**Extracted entries**
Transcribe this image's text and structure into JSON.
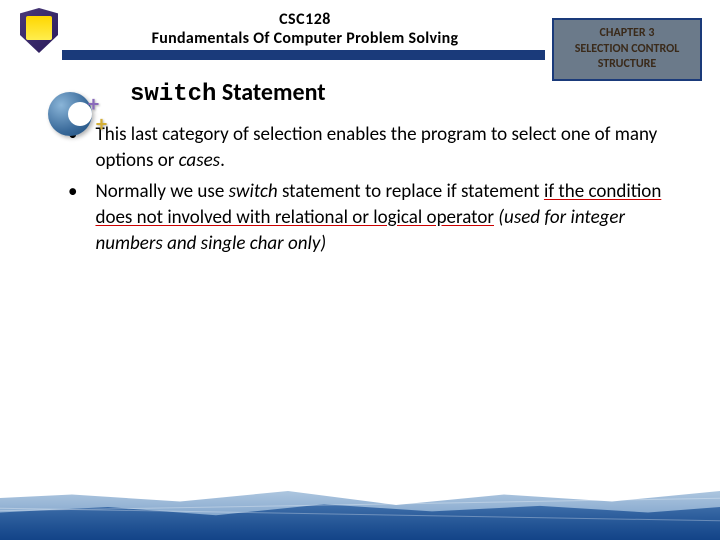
{
  "header": {
    "course_code": "CSC128",
    "course_name": "Fundamentals Of Computer Problem Solving"
  },
  "chapter": {
    "line1": "CHAPTER 3",
    "line2": "SELECTION CONTROL",
    "line3": "STRUCTURE"
  },
  "slide": {
    "title_mono": "switch",
    "title_rest": " Statement"
  },
  "bullets": [
    {
      "pre": "This last category of selection enables the program to select one of many options or ",
      "italic1": "cases",
      "post1": "."
    },
    {
      "pre": "Normally we use ",
      "italic1": "switch",
      "mid1": " statement to replace if statement ",
      "underline": "if the condition does not involved with relational or logical operator",
      "post1": " ",
      "italic2": "(used for integer numbers and single char only)"
    }
  ],
  "colors": {
    "blue_bar": "#1a3a7a",
    "chapter_bg": "#6b7a8a",
    "underline": "#c00"
  }
}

**What needs to be done**
Copy all of the entries verbatim, leaving out any pictures they contain.

**Solution for this exercise**
Transcribe this image's text and structure into JSON.
{
  "header": {
    "course_code": "CSC128",
    "course_name": "Fundamentals Of Computer Problem Solving"
  },
  "chapter": {
    "line1": "CHAPTER 3",
    "line2": "SELECTION CONTROL",
    "line3": "STRUCTURE"
  },
  "slide": {
    "title_mono": "switch",
    "title_rest": " Statement"
  },
  "bullets": [
    {
      "pre": "This last category of selection enables the program to select one of many options or ",
      "italic1": "cases",
      "post1": "."
    },
    {
      "pre": "Normally we use ",
      "italic1": "switch",
      "mid1": " statement to replace if statement ",
      "underline": "if the condition does not involved with relational or logical operator",
      "post1": " ",
      "italic2": "(used for integer numbers and single char only)"
    }
  ],
  "colors": {
    "blue_bar": "#1a3a7a",
    "chapter_bg": "#6b7a8a",
    "underline": "#c00"
  }
}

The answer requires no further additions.